### [Complete the following]
(a) Reproduce everything in the defamation post from "The nature of radio, and" down to "bloc time broadcaster.", word for word.
(b) Check each statement against the defamation post and answer yes or no, quoting the deciding words: (i) the complainant in the libel case is a municipal councilor; (ii) in a bloc time, an individual or entity buys airtime for a set span such as an hour or thirty minutes; (iii) the New York Times case concerned allegedly libelous writings in a news editorial.

### [Passage provided]
## begin

Saturday, March 10, 2007

An Insight on defamation

In the course of handling the libel case faced by my Tito Peter, let me just rattle off some of the insights that I have gained.
I wrote in my blog that my uncle was included as a respondent in a criminal libel case in his capacity as the general manager of the radio station where a radio bloc timer allegedly hurled libelous statements on the air.
Let it be emphasized that the libelous statements that became the basis of a libel complaint were aired on a political bloc time program.
The nature of a bloc time is such that the manager of the radio station, does not have as much control over it contents, as compared to a program under the direction of the radio station.
In a bloc time, an individual or entity buys airtime, like for an hour, or thirty minutes.
The nature of radio, and radio commentary is such that the management of the station does not have the luxury of time to check, verify, evaluate the statements that are uttered by the bloc time broadcaster.
The complainant in the libel case before the prosecutors office is an elected public official, a municipal councilor.
There are certain questions that emerged in my mind.
First, since the management, or the radio station manager is included as respondent in a libel complaint, and considering this is a bloc time program, should it be necesary for the complainant to prove actual malice not only on the part of the bloc timer, but also of the radio station manager?
In other words, should it be required of the complainant to prove that my uncle had actual malice in his being responsible for the airing of libelous staements in a bloc time program?
I believe so.
I belive that theoretically, the prosecution is required to prove that in allowing the supposed libelous defamatory statements to be aired through a bloc time program, the station manager had actual malice, separate and distinct from the requirement of proving actual malice on the part of the actual bloc time speaker.
What is my basis for this?
I think it is proper to review the 1964 New York Times Co. versus Sullivan ruling of the United States Supreme Court.
We can use the New York Times decision as basis for an analogy.
We recall that in the New York Times ruling, it involved allegedly libelous writings in a full page advertisement published in the New York Times.

## end

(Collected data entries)
## begin

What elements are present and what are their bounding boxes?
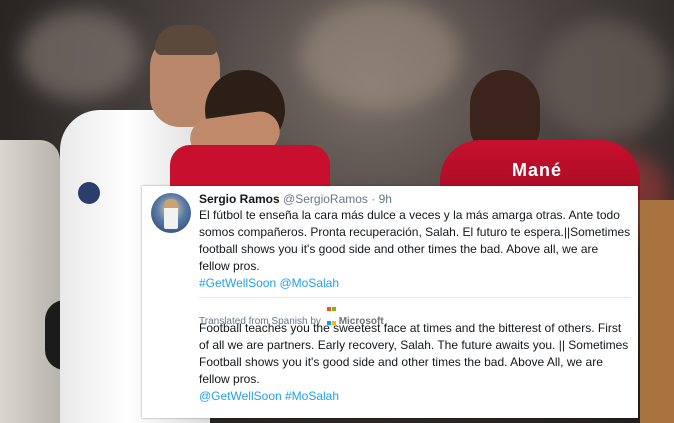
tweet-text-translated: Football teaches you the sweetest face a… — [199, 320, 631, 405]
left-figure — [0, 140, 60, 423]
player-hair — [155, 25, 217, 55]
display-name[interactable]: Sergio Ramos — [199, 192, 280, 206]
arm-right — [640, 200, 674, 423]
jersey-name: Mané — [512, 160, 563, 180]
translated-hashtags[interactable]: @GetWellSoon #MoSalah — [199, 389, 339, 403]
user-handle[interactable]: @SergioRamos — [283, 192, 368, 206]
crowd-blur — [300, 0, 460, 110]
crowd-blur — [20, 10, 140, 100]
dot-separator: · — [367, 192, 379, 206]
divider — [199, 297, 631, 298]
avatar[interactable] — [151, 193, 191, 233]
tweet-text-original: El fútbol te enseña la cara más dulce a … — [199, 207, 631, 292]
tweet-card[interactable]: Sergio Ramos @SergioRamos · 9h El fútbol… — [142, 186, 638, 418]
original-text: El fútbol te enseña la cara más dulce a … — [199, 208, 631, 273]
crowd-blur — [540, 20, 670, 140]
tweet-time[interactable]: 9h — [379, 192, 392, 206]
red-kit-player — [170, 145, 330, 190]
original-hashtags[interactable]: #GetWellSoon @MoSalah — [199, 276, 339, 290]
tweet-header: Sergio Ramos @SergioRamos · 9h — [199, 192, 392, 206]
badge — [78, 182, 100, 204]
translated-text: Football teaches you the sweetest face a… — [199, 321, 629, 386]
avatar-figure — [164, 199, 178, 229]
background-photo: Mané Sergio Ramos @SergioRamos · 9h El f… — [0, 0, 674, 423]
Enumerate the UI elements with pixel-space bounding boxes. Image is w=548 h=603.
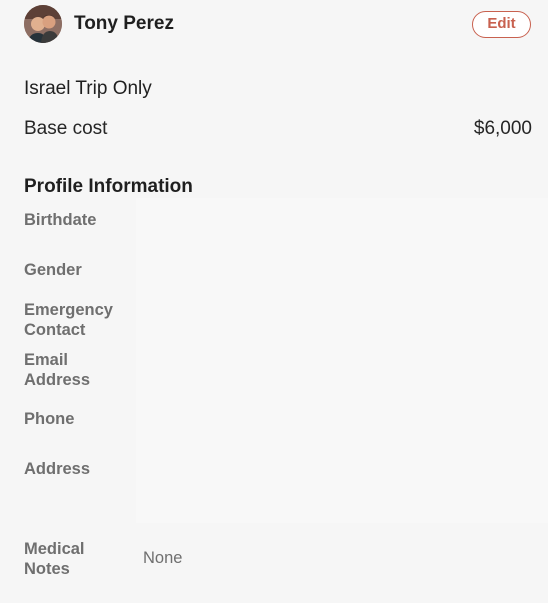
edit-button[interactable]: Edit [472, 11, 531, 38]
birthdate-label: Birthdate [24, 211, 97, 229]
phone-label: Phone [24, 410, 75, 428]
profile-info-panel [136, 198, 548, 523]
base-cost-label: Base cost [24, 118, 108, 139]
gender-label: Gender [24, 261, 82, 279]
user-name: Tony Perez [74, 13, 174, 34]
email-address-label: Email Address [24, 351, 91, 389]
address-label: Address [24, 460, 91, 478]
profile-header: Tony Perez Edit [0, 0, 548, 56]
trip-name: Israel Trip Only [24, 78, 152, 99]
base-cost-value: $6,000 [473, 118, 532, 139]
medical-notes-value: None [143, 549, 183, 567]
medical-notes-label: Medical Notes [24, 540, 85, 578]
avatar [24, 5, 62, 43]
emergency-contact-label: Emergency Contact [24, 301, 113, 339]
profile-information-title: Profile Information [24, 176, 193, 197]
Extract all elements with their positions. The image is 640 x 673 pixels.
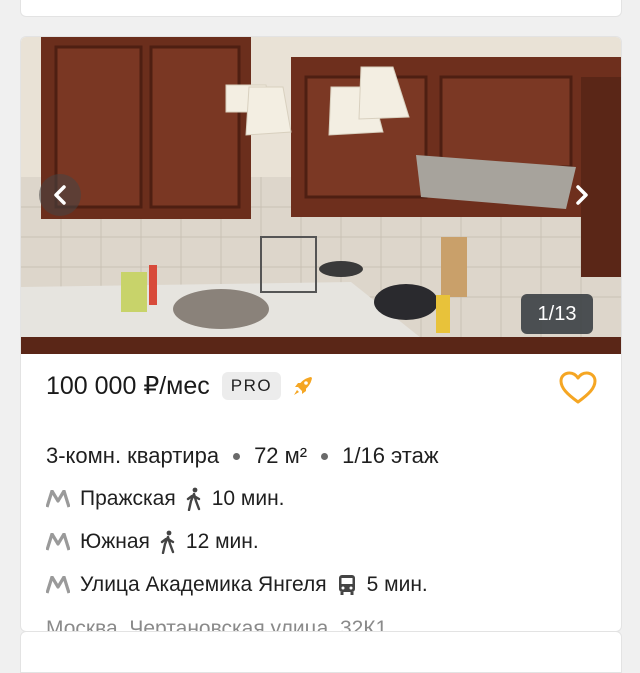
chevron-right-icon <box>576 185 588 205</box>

## end

### [The solutions]
(a)
The nature of radio, and radio commentary is such that the management of the station does not have the luxury of time to check, verify, evaluate the statements that are uttered by the bloc time broadcaster.

(b)
(i) Yes: "The complainant in the libel case before the prosecutors office is an elected public official, a municipal councilor."
(ii) Yes: "In a bloc time, an individual or entity buys airtime, like for an hour, or thirty minutes."
(iii) No: "it involved allegedly libelous writings in a full page advertisement published in the New York Times."